-- REQUIRED TASK --
Your task is to transcribe all the entries exactly, excluding pictures.

-- DATASET --
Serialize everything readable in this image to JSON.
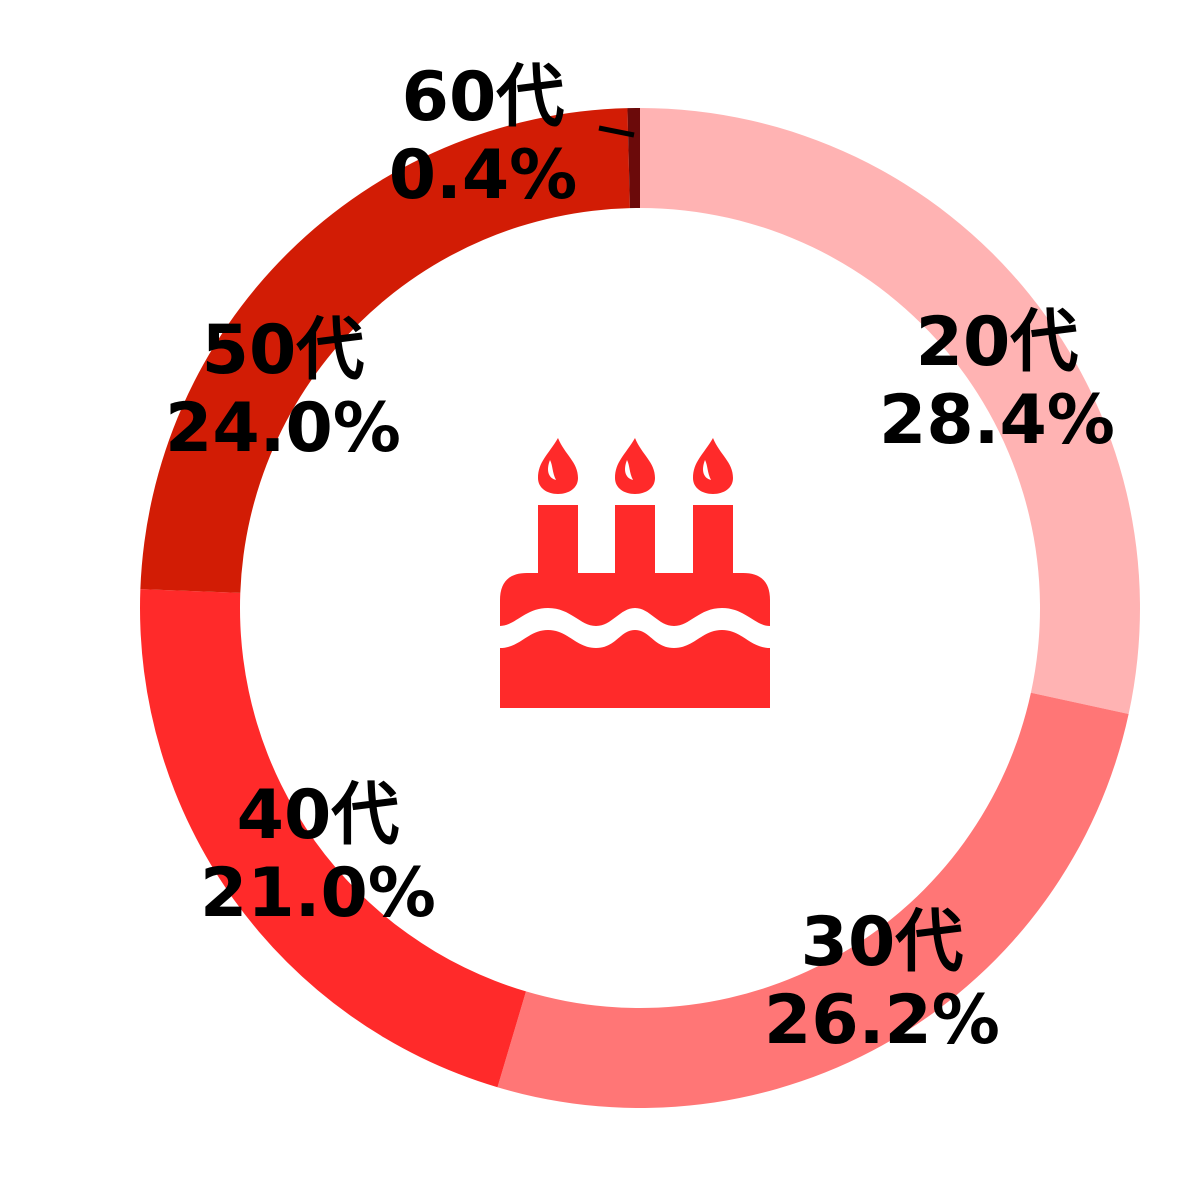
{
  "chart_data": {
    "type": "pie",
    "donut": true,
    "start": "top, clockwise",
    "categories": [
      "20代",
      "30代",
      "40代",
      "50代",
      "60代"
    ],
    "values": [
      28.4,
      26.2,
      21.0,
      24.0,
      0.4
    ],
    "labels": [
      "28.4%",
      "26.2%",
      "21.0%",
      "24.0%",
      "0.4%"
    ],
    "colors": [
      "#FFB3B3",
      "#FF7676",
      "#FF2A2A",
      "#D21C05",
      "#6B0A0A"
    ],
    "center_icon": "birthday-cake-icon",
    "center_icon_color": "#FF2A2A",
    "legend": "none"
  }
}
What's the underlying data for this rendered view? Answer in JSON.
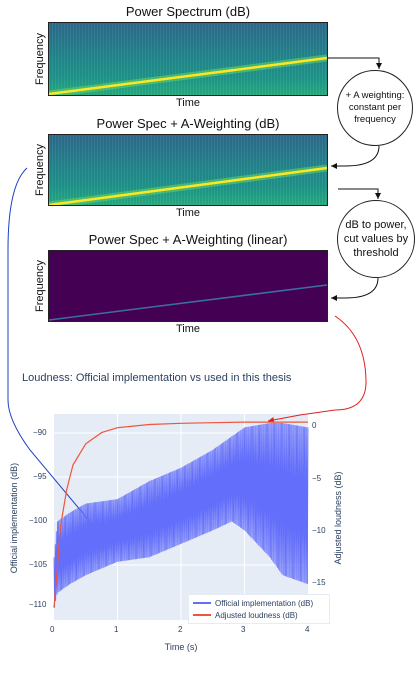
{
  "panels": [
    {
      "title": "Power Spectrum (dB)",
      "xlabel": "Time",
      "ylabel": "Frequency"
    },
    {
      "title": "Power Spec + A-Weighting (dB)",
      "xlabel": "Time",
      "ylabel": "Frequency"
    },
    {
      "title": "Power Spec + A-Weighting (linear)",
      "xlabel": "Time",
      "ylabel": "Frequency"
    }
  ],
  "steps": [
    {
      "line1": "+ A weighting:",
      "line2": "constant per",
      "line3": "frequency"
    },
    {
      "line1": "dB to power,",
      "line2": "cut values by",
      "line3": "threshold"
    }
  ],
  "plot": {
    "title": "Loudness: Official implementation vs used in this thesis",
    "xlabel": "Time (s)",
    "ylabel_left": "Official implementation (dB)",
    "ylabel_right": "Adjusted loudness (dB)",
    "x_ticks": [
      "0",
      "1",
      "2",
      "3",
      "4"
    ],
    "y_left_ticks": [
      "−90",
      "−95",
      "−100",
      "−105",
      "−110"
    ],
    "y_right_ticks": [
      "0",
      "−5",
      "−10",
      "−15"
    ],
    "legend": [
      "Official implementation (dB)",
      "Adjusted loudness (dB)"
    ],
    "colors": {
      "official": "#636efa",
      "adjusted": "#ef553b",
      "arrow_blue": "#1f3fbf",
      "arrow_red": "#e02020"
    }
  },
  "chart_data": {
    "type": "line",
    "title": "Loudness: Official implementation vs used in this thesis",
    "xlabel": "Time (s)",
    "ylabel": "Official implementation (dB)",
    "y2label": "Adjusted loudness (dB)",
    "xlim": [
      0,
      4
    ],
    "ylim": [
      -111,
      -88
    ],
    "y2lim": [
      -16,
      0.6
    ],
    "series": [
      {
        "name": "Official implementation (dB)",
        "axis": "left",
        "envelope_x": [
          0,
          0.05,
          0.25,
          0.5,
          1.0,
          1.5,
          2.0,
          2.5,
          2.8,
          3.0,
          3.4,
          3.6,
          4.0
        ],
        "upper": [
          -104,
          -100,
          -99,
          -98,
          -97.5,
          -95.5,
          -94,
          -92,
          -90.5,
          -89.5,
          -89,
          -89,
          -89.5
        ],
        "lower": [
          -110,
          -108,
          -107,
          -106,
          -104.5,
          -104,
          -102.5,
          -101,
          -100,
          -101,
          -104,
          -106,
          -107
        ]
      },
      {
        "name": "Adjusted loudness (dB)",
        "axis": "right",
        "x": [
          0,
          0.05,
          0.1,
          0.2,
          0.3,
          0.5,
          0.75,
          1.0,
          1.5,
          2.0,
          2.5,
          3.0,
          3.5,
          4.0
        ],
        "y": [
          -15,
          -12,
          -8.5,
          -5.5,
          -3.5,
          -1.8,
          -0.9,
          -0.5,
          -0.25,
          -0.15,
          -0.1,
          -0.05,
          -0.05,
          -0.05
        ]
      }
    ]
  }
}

-- TASK RESPONSE --
Serialize everything readable in this image to JSON.
{
  "chart_data": {
    "type": "pie",
    "donut": true,
    "start": "top, clockwise",
    "categories": [
      "20代",
      "30代",
      "40代",
      "50代",
      "60代"
    ],
    "values": [
      28.4,
      26.2,
      21.0,
      24.0,
      0.4
    ],
    "labels": [
      "28.4%",
      "26.2%",
      "21.0%",
      "24.0%",
      "0.4%"
    ],
    "colors": [
      "#FFB3B3",
      "#FF7676",
      "#FF2A2A",
      "#D21C05",
      "#6B0A0A"
    ],
    "center_icon": "birthday-cake-icon",
    "center_icon_color": "#FF2A2A",
    "legend": "none"
  }
}
What's the underlying data for this rendered view? Answer in JSON.
{
  "panels": [
    {
      "title": "Power Spectrum (dB)",
      "xlabel": "Time",
      "ylabel": "Frequency"
    },
    {
      "title": "Power Spec + A-Weighting (dB)",
      "xlabel": "Time",
      "ylabel": "Frequency"
    },
    {
      "title": "Power Spec + A-Weighting (linear)",
      "xlabel": "Time",
      "ylabel": "Frequency"
    }
  ],
  "steps": [
    {
      "line1": "+ A weighting:",
      "line2": "constant per",
      "line3": "frequency"
    },
    {
      "line1": "dB to power,",
      "line2": "cut values by",
      "line3": "threshold"
    }
  ],
  "plot": {
    "title": "Loudness: Official implementation vs used in this thesis",
    "xlabel": "Time (s)",
    "ylabel_left": "Official implementation (dB)",
    "ylabel_right": "Adjusted loudness (dB)",
    "x_ticks": [
      "0",
      "1",
      "2",
      "3",
      "4"
    ],
    "y_left_ticks": [
      "−90",
      "−95",
      "−100",
      "−105",
      "−110"
    ],
    "y_right_ticks": [
      "0",
      "−5",
      "−10",
      "−15"
    ],
    "legend": [
      "Official implementation (dB)",
      "Adjusted loudness (dB)"
    ],
    "colors": {
      "official": "#636efa",
      "adjusted": "#ef553b",
      "arrow_blue": "#1f3fbf",
      "arrow_red": "#e02020"
    }
  },
  "chart_data": {
    "type": "line",
    "title": "Loudness: Official implementation vs used in this thesis",
    "xlabel": "Time (s)",
    "ylabel": "Official implementation (dB)",
    "y2label": "Adjusted loudness (dB)",
    "xlim": [
      0,
      4
    ],
    "ylim": [
      -111,
      -88
    ],
    "y2lim": [
      -16,
      0.6
    ],
    "series": [
      {
        "name": "Official implementation (dB)",
        "axis": "left",
        "envelope_x": [
          0,
          0.05,
          0.25,
          0.5,
          1.0,
          1.5,
          2.0,
          2.5,
          2.8,
          3.0,
          3.4,
          3.6,
          4.0
        ],
        "upper": [
          -104,
          -100,
          -99,
          -98,
          -97.5,
          -95.5,
          -94,
          -92,
          -90.5,
          -89.5,
          -89,
          -89,
          -89.5
        ],
        "lower": [
          -110,
          -108,
          -107,
          -106,
          -104.5,
          -104,
          -102.5,
          -101,
          -100,
          -101,
          -104,
          -106,
          -107
        ]
      },
      {
        "name": "Adjusted loudness (dB)",
        "axis": "right",
        "x": [
          0,
          0.05,
          0.1,
          0.2,
          0.3,
          0.5,
          0.75,
          1.0,
          1.5,
          2.0,
          2.5,
          3.0,
          3.5,
          4.0
        ],
        "y": [
          -15,
          -12,
          -8.5,
          -5.5,
          -3.5,
          -1.8,
          -0.9,
          -0.5,
          -0.25,
          -0.15,
          -0.1,
          -0.05,
          -0.05,
          -0.05
        ]
      }
    ]
  }
}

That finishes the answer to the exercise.